● THE DATA
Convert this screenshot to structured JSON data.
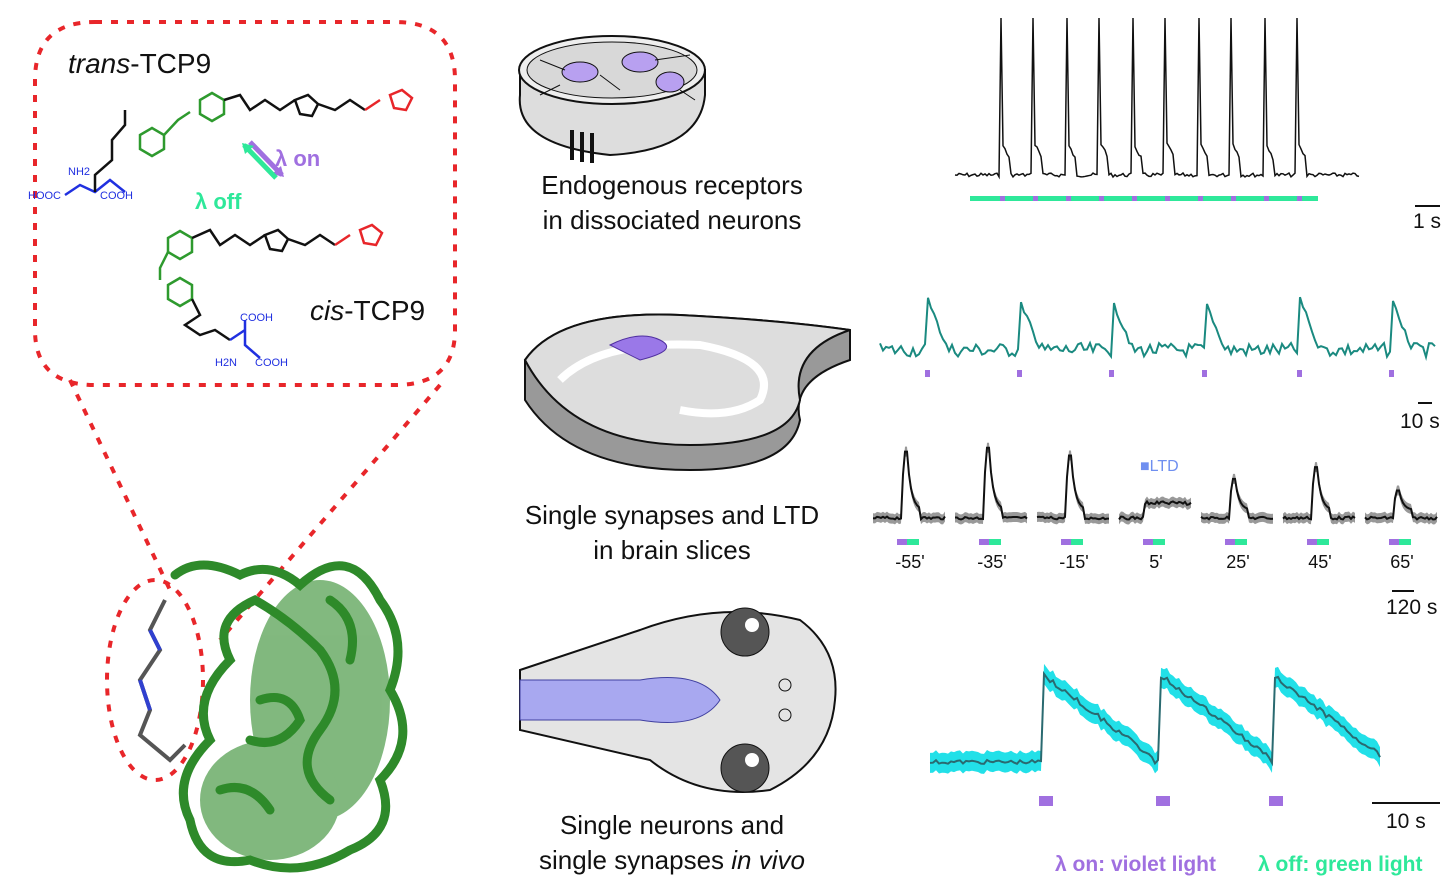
{
  "molecule": {
    "trans_prefix": "trans",
    "trans_suffix": "-TCP9",
    "cis_prefix": "cis",
    "cis_suffix": "-TCP9",
    "lambda_on": "λ on",
    "lambda_off": "λ off",
    "groups": {
      "nh2": "NH2",
      "hooc": "HOOC",
      "cooh": "COOH",
      "h2n": "H2N"
    }
  },
  "panels": [
    {
      "caption_line1": "Endogenous receptors",
      "caption_line2": "in dissociated neurons",
      "scale": "1 s"
    },
    {
      "caption_line1": "Single synapses and LTD",
      "caption_line2": "in brain slices",
      "scale": "10 s",
      "scale2": "120 s",
      "ltd_label": "LTD",
      "timepoints": [
        "-55'",
        "-35'",
        "-15'",
        "5'",
        "25'",
        "45'",
        "65'"
      ]
    },
    {
      "caption_line1": "Single neurons and",
      "caption_line2_plain": "single synapses ",
      "caption_line2_italic": "in vivo",
      "scale": "10 s"
    }
  ],
  "legend": {
    "on": "λ on: violet light",
    "off": "λ off: green light"
  },
  "colors": {
    "violet": "#a070e0",
    "green": "#2ee89a",
    "teal": "#1a8a80",
    "cyan": "#22e0e8",
    "red": "#e8262a",
    "protein": "#2e8a2a",
    "ltd": "#6f8ff0"
  }
}
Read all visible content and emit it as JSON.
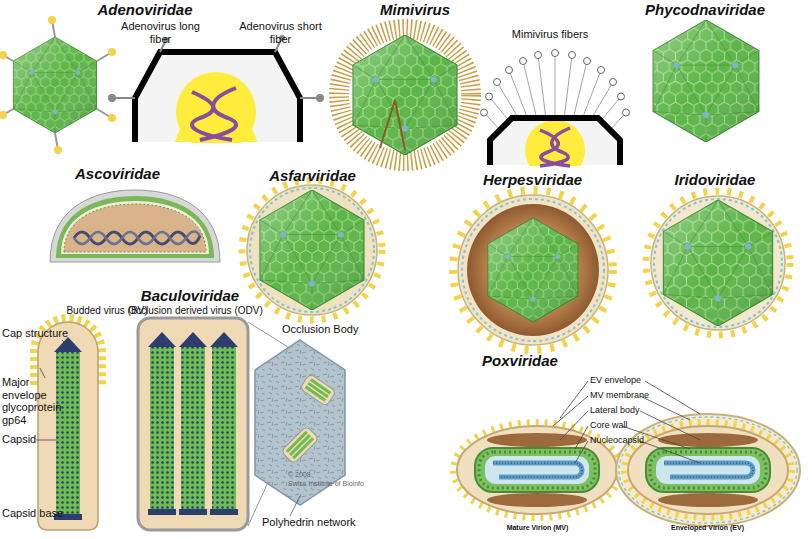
{
  "diagram": {
    "labels": [
      "Adenoviridae",
      "Adenovirus long fiber",
      "Adenovirus short fiber",
      "Mimivirus",
      "Mimivirus fibers",
      "Phycodnaviridae",
      "Ascoviridae",
      "Asfarviridae",
      "Herpesviridae",
      "Iridoviridae",
      "Baculoviridae",
      "Budded virus (BV)",
      "Occlusion derived virus (ODV)",
      "Cap structure",
      "Major envelope glycoprotein gp64",
      "Capsid",
      "Capsid base",
      "Occlusion Body",
      "© 2008",
      "Swiss Institute of Bioinfo",
      "Polyhedrin network",
      "Poxviridae",
      "EV envelope",
      "MV membrane",
      "Lateral body",
      "Core wall",
      "Nucleocapsid",
      "Mature Virion (MV)",
      "Enveloped Virion (EV)"
    ]
  }
}
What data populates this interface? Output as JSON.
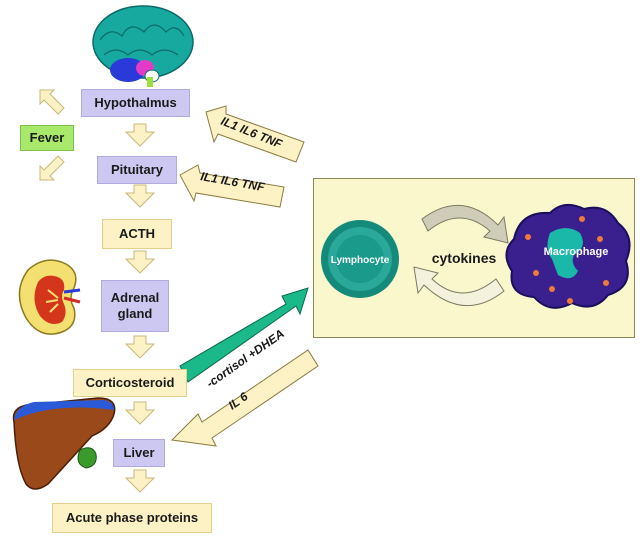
{
  "boxes": {
    "hypothalamus": "Hypothalmus",
    "fever": "Fever",
    "pituitary": "Pituitary",
    "acth": "ACTH",
    "adrenal_line1": "Adrenal",
    "adrenal_line2": "gland",
    "corticosteroid": "Corticosteroid",
    "liver": "Liver",
    "acute": "Acute phase proteins"
  },
  "arrows": {
    "hypothalamus_input": "IL1 IL6 TNF",
    "pituitary_input": "IL1 IL6 TNF",
    "cortisol": "-cortisol +DHEA",
    "il6": "IL 6"
  },
  "panel": {
    "lymphocyte": "Lymphocyte",
    "cytokines": "cytokines",
    "macrophage": "Macrophage"
  },
  "colors": {
    "box_lavender": "#ccc8f2",
    "box_cream": "#fdf2c6",
    "box_green": "#a8e86a",
    "arrow_fill": "#fdf2c6",
    "cortisol_arrow": "#1bb88a",
    "lymphocyte": "#1a9a8a",
    "macrophage": "#3a1f8f",
    "brain": "#1ab0a8",
    "liver": "#9a4a1a"
  }
}
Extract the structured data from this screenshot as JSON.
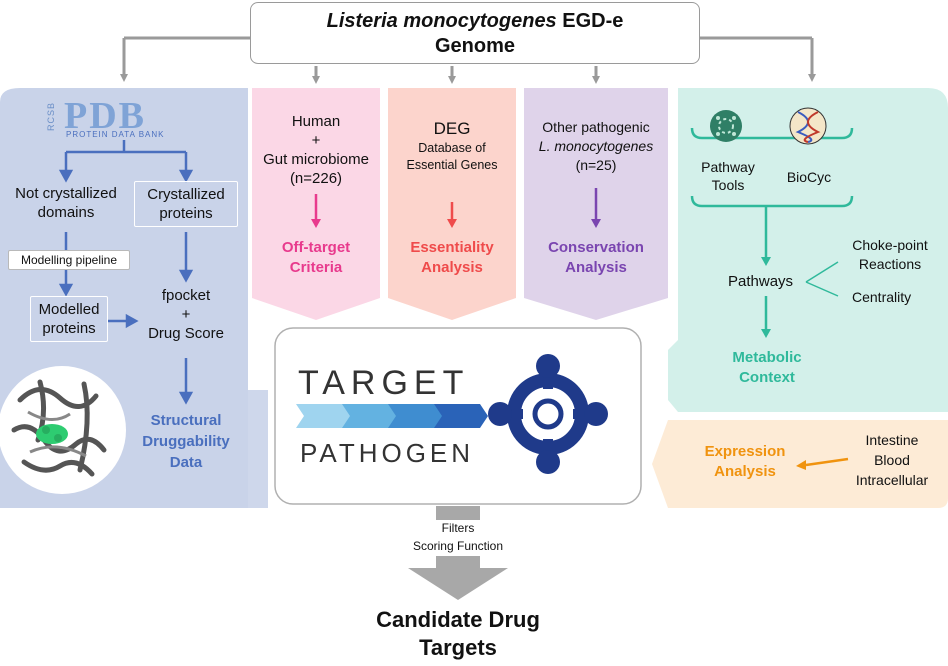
{
  "colors": {
    "blue_panel": "#c9d3e9",
    "blue_text": "#4a6fbe",
    "pink_panel": "#fbd7e6",
    "pink_text": "#e83a8d",
    "salmon_panel": "#fcd4cc",
    "red_text": "#ef4b4b",
    "lavender_panel": "#dfd3ea",
    "purple_text": "#7a45b0",
    "teal_panel": "#d3f0ea",
    "teal_text": "#2fb99b",
    "peach_panel": "#fdebd6",
    "orange_text": "#f0930f",
    "gray_arrow": "#9a9a9a"
  },
  "genome": {
    "species": "Listeria monocytogenes",
    "strain": "EGD-e",
    "line2": "Genome"
  },
  "pdb": {
    "logo_prefix": "RCSB",
    "logo_main": "PDB",
    "logo_sub": "PROTEIN DATA BANK",
    "not_crystallized": [
      "Not crystallized",
      "domains"
    ],
    "crystallized": [
      "Crystallized",
      "proteins"
    ],
    "modelling_pipeline": "Modelling pipeline",
    "modelled": [
      "Modelled",
      "proteins"
    ],
    "fpocket": [
      "fpocket",
      "+",
      "Drug Score"
    ],
    "result": [
      "Structural",
      "Druggability",
      "Data"
    ]
  },
  "offtarget": {
    "lines": [
      "Human",
      "+",
      "Gut microbiome",
      "(n=226)"
    ],
    "result": [
      "Off-target",
      "Criteria"
    ]
  },
  "essentiality": {
    "title": "DEG",
    "lines": [
      "Database of",
      "Essential Genes"
    ],
    "result": [
      "Essentiality",
      "Analysis"
    ]
  },
  "conservation": {
    "line1": "Other pathogenic",
    "line2": "L. monocytogenes",
    "line3": "(n=25)",
    "result": [
      "Conservation",
      "Analysis"
    ]
  },
  "metabolic": {
    "pathway_tools": [
      "Pathway",
      "Tools"
    ],
    "biocyc": "BioCyc",
    "pathways": "Pathways",
    "chokepoint": [
      "Choke-point",
      "Reactions"
    ],
    "centrality": "Centrality",
    "result": [
      "Metabolic",
      "Context"
    ]
  },
  "expression": {
    "result": [
      "Expression",
      "Analysis"
    ],
    "conditions": [
      "Intestine",
      "Blood",
      "Intracellular"
    ]
  },
  "center_logo": {
    "word1": "TARGET",
    "word2": "PATHOGEN"
  },
  "bottom": {
    "filters": "Filters",
    "scoring": "Scoring Function",
    "result": [
      "Candidate Drug",
      "Targets"
    ]
  }
}
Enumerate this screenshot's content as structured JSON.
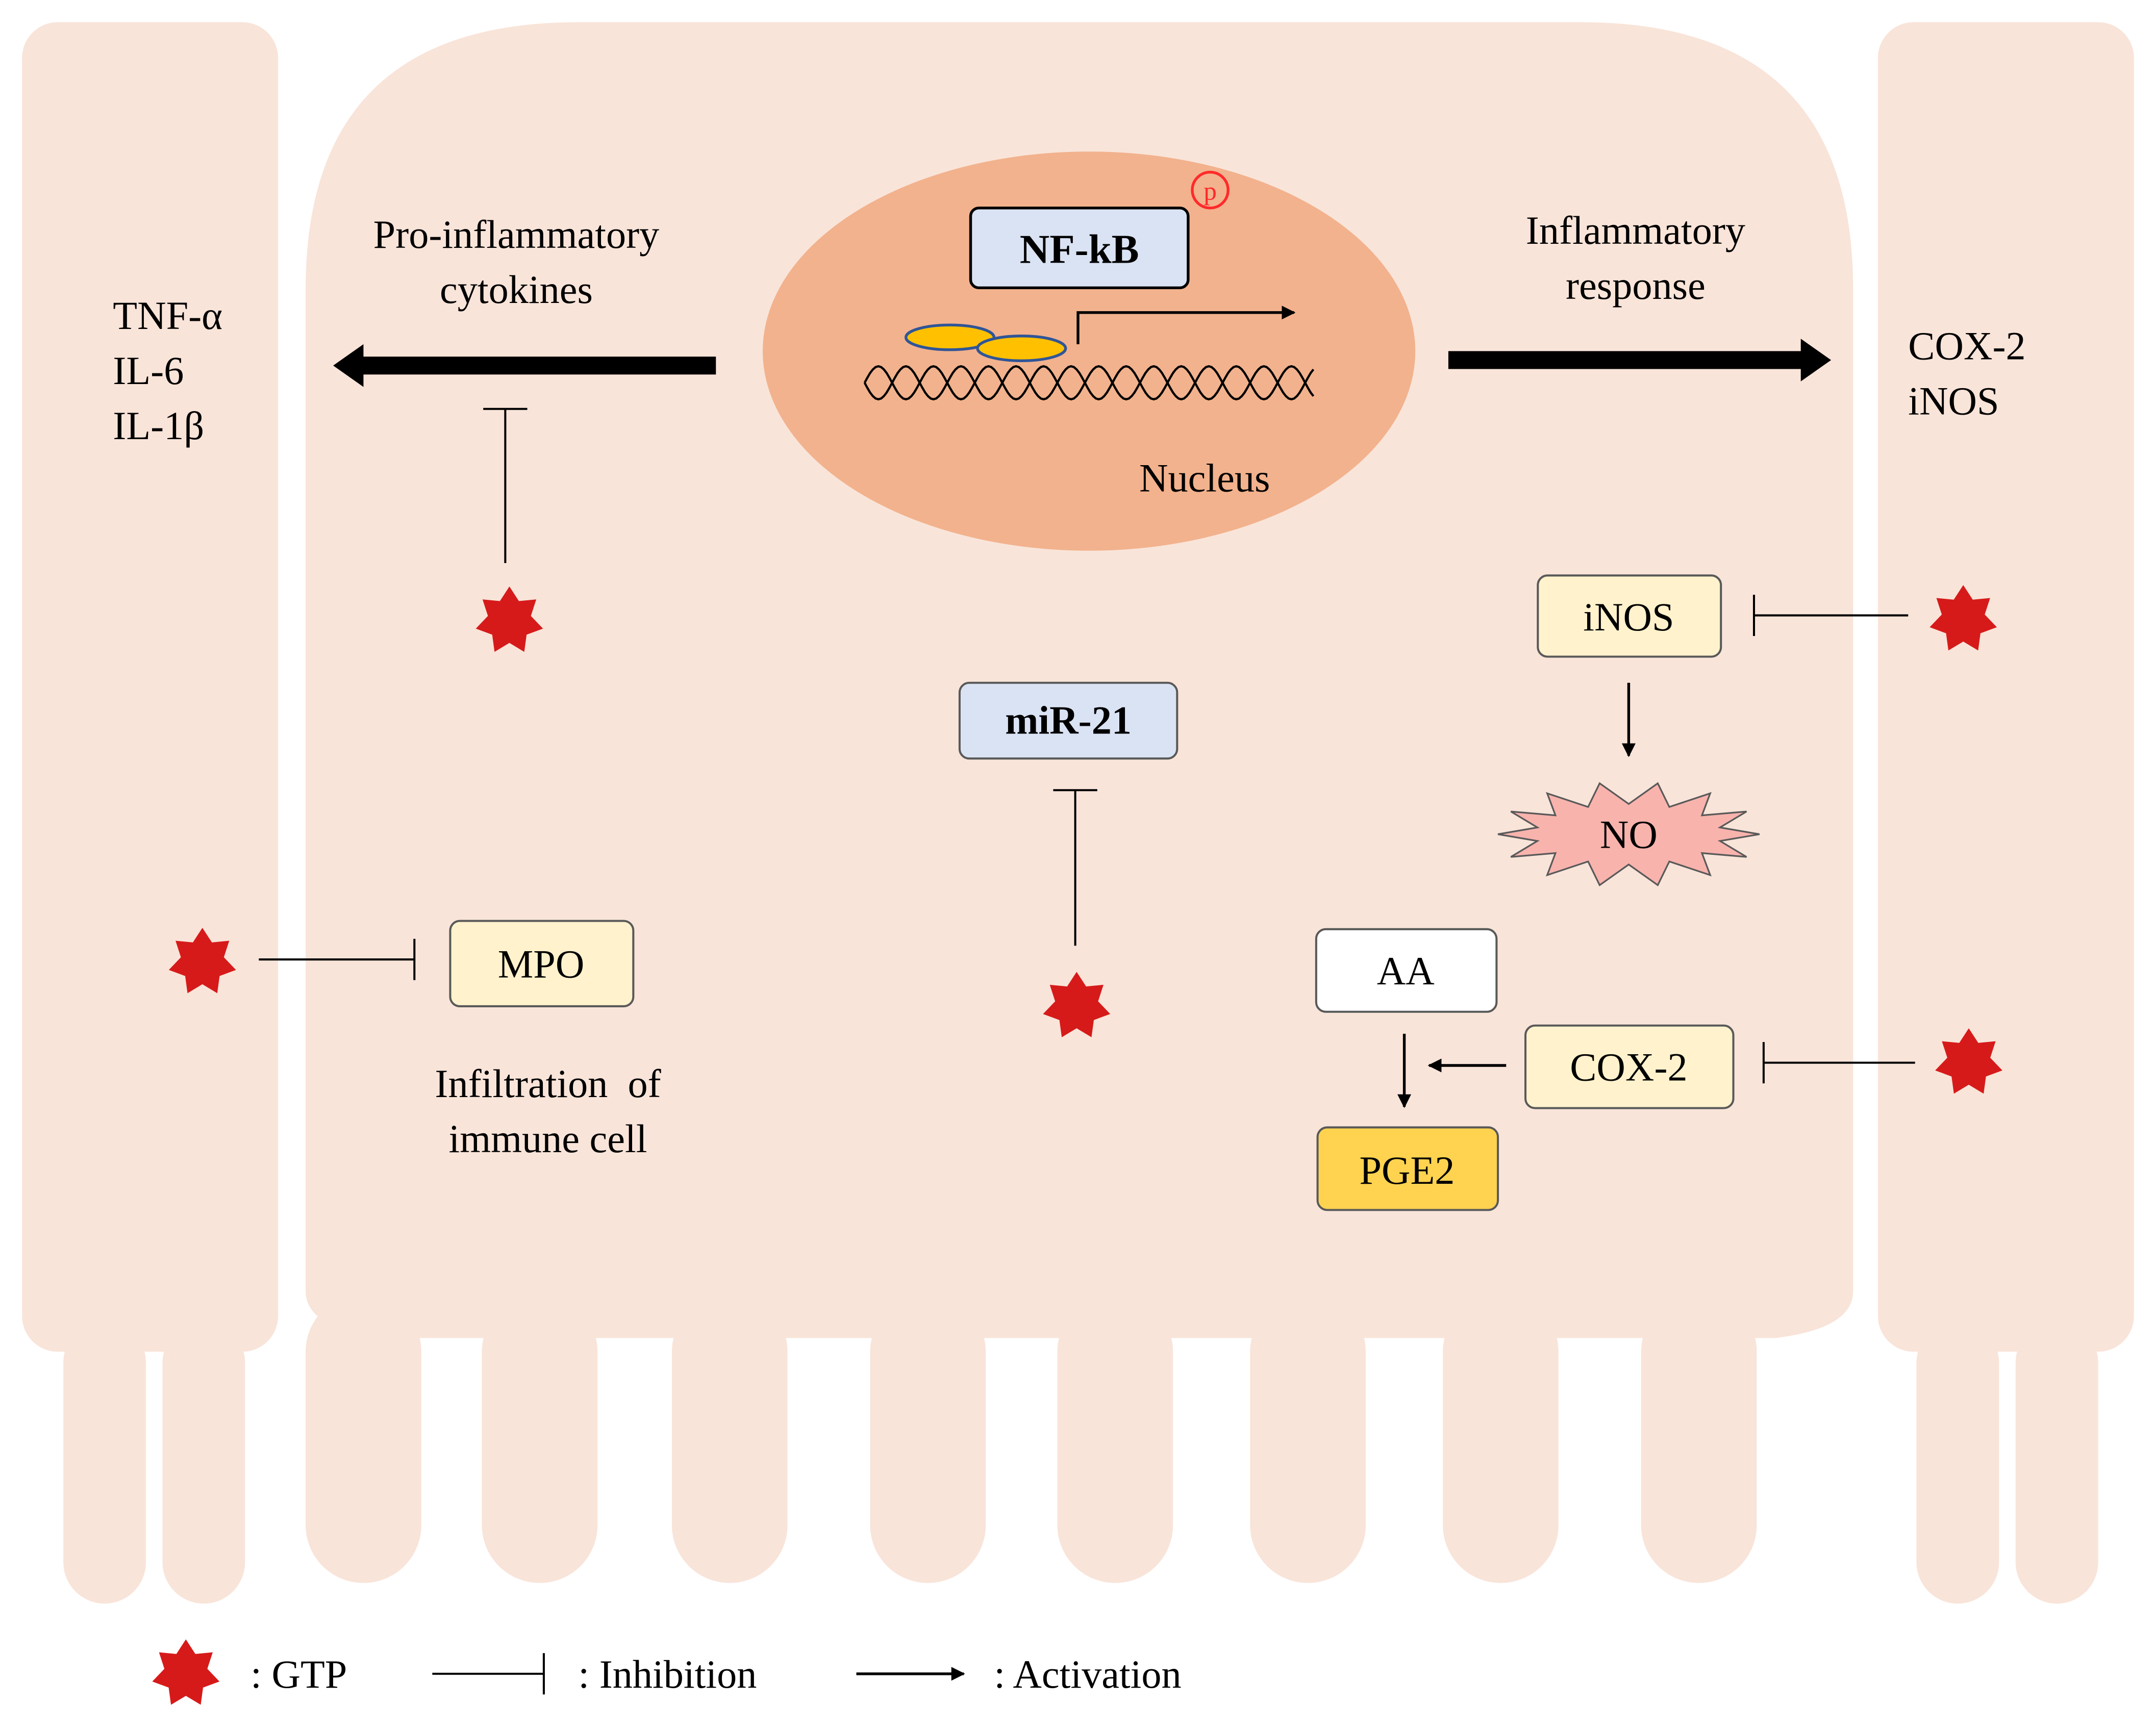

● ABOUT THIS EXERCISE
An exact copy of all entries is needed, with no pictures in it.

● ANSWER BOX
Convert this screenshot to structured JSON data.
{
  "molecule": {
    "trans_prefix": "trans",
    "trans_suffix": "-TCP9",
    "cis_prefix": "cis",
    "cis_suffix": "-TCP9",
    "lambda_on": "λ on",
    "lambda_off": "λ off",
    "groups": {
      "nh2": "NH2",
      "hooc": "HOOC",
      "cooh": "COOH",
      "h2n": "H2N"
    }
  },
  "panels": [
    {
      "caption_line1": "Endogenous receptors",
      "caption_line2": "in dissociated neurons",
      "scale": "1 s"
    },
    {
      "caption_line1": "Single synapses and LTD",
      "caption_line2": "in brain slices",
      "scale": "10 s",
      "scale2": "120 s",
      "ltd_label": "LTD",
      "timepoints": [
        "-55'",
        "-35'",
        "-15'",
        "5'",
        "25'",
        "45'",
        "65'"
      ]
    },
    {
      "caption_line1": "Single neurons and",
      "caption_line2_plain": "single synapses ",
      "caption_line2_italic": "in vivo",
      "scale": "10 s"
    }
  ],
  "legend": {
    "on": "λ on: violet light",
    "off": "λ off: green light"
  },
  "colors": {
    "violet": "#a070e0",
    "green": "#2ee89a",
    "teal": "#1a8a80",
    "cyan": "#22e0e8",
    "red": "#e8262a",
    "protein": "#2e8a2a",
    "ltd": "#6f8ff0"
  }
}
Read all visible content and emit it as JSON.
{
  "diagram": {
    "labels": [
      "Adenoviridae",
      "Adenovirus long fiber",
      "Adenovirus short fiber",
      "Mimivirus",
      "Mimivirus fibers",
      "Phycodnaviridae",
      "Ascoviridae",
      "Asfarviridae",
      "Herpesviridae",
      "Iridoviridae",
      "Baculoviridae",
      "Budded virus (BV)",
      "Occlusion derived virus (ODV)",
      "Cap structure",
      "Major envelope glycoprotein gp64",
      "Capsid",
      "Capsid base",
      "Occlusion Body",
      "© 2008",
      "Swiss Institute of Bioinfo",
      "Polyhedrin network",
      "Poxviridae",
      "EV envelope",
      "MV membrane",
      "Lateral body",
      "Core wall",
      "Nucleocapsid",
      "Mature Virion (MV)",
      "Enveloped Virion (EV)"
    ]
  }
}
What data populates this interface? Output as JSON.
{
  "boxes": {
    "hypothalamus": "Hypothalmus",
    "fever": "Fever",
    "pituitary": "Pituitary",
    "acth": "ACTH",
    "adrenal_line1": "Adrenal",
    "adrenal_line2": "gland",
    "corticosteroid": "Corticosteroid",
    "liver": "Liver",
    "acute": "Acute phase proteins"
  },
  "arrows": {
    "hypothalamus_input": "IL1 IL6 TNF",
    "pituitary_input": "IL1 IL6 TNF",
    "cortisol": "-cortisol +DHEA",
    "il6": "IL 6"
  },
  "panel": {
    "lymphocyte": "Lymphocyte",
    "cytokines": "cytokines",
    "macrophage": "Macrophage"
  },
  "colors": {
    "box_lavender": "#ccc8f2",
    "box_cream": "#fdf2c6",
    "box_green": "#a8e86a",
    "arrow_fill": "#fdf2c6",
    "cortisol_arrow": "#1bb88a",
    "lymphocyte": "#1a9a8a",
    "macrophage": "#3a1f8f",
    "brain": "#1ab0a8",
    "liver": "#9a4a1a"
  }
}
Extract the structured data from this screenshot as JSON.
{
  "colors": {
    "blue_panel": "#c9d3e9",
    "blue_text": "#4a6fbe",
    "pink_panel": "#fbd7e6",
    "pink_text": "#e83a8d",
    "salmon_panel": "#fcd4cc",
    "red_text": "#ef4b4b",
    "lavender_panel": "#dfd3ea",
    "purple_text": "#7a45b0",
    "teal_panel": "#d3f0ea",
    "teal_text": "#2fb99b",
    "peach_panel": "#fdebd6",
    "orange_text": "#f0930f",
    "gray_arrow": "#9a9a9a"
  },
  "genome": {
    "species": "Listeria monocytogenes",
    "strain": "EGD-e",
    "line2": "Genome"
  },
  "pdb": {
    "logo_prefix": "RCSB",
    "logo_main": "PDB",
    "logo_sub": "PROTEIN DATA BANK",
    "not_crystallized": [
      "Not crystallized",
      "domains"
    ],
    "crystallized": [
      "Crystallized",
      "proteins"
    ],
    "modelling_pipeline": "Modelling pipeline",
    "modelled": [
      "Modelled",
      "proteins"
    ],
    "fpocket": [
      "fpocket",
      "+",
      "Drug Score"
    ],
    "result": [
      "Structural",
      "Druggability",
      "Data"
    ]
  },
  "offtarget": {
    "lines": [
      "Human",
      "+",
      "Gut microbiome",
      "(n=226)"
    ],
    "result": [
      "Off-target",
      "Criteria"
    ]
  },
  "essentiality": {
    "title": "DEG",
    "lines": [
      "Database of",
      "Essential Genes"
    ],
    "result": [
      "Essentiality",
      "Analysis"
    ]
  },
  "conservation": {
    "line1": "Other pathogenic",
    "line2": "L. monocytogenes",
    "line3": "(n=25)",
    "result": [
      "Conservation",
      "Analysis"
    ]
  },
  "metabolic": {
    "pathway_tools": [
      "Pathway",
      "Tools"
    ],
    "biocyc": "BioCyc",
    "pathways": "Pathways",
    "chokepoint": [
      "Choke-point",
      "Reactions"
    ],
    "centrality": "Centrality",
    "result": [
      "Metabolic",
      "Context"
    ]
  },
  "expression": {
    "result": [
      "Expression",
      "Analysis"
    ],
    "conditions": [
      "Intestine",
      "Blood",
      "Intracellular"
    ]
  },
  "center_logo": {
    "word1": "TARGET",
    "word2": "PATHOGEN"
  },
  "bottom": {
    "filters": "Filters",
    "scoring": "Scoring Function",
    "result": [
      "Candidate Drug",
      "Targets"
    ]
  }
}
Enumerate this screenshot's content as structured JSON.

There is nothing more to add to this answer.